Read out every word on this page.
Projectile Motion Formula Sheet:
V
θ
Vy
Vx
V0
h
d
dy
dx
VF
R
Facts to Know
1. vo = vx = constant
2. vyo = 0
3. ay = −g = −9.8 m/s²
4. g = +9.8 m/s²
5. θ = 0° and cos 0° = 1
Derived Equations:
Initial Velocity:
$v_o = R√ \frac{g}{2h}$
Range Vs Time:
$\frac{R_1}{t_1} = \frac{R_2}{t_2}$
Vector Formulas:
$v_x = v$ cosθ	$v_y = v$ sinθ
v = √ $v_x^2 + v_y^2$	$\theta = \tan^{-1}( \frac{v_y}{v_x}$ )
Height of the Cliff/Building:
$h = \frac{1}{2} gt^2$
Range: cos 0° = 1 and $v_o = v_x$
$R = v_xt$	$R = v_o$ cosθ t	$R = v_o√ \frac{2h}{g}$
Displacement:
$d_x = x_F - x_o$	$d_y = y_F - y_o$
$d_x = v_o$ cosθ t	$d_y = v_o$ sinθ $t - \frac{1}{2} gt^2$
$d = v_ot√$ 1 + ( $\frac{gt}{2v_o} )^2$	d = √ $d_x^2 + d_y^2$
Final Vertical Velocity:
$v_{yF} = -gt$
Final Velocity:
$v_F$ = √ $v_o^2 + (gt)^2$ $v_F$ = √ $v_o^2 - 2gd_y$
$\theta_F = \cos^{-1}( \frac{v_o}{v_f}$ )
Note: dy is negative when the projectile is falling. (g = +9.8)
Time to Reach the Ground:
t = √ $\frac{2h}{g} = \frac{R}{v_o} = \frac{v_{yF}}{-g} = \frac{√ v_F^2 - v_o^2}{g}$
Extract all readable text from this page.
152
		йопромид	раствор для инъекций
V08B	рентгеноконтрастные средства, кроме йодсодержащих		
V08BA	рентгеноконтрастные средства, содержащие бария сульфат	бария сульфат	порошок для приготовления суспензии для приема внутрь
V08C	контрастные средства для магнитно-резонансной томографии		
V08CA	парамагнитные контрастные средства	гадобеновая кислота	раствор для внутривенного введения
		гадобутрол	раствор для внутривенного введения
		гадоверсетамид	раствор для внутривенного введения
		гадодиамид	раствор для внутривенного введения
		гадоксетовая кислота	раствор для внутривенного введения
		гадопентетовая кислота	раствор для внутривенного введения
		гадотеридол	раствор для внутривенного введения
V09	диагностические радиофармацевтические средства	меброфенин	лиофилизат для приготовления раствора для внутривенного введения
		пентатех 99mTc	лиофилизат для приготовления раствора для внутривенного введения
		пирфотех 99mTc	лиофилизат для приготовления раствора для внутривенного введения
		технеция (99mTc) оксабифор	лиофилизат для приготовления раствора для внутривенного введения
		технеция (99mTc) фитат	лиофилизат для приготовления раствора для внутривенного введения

Prompt ->
Where a line above contains the word "sinθ", copy that line.

Expected answer ->
$v_x = v$ cosθ	$v_y = v$ sinθ
$d_x = v_o$ cosθ t	$d_y = v_o$ sinθ $t - \frac{1}{2} gt^2$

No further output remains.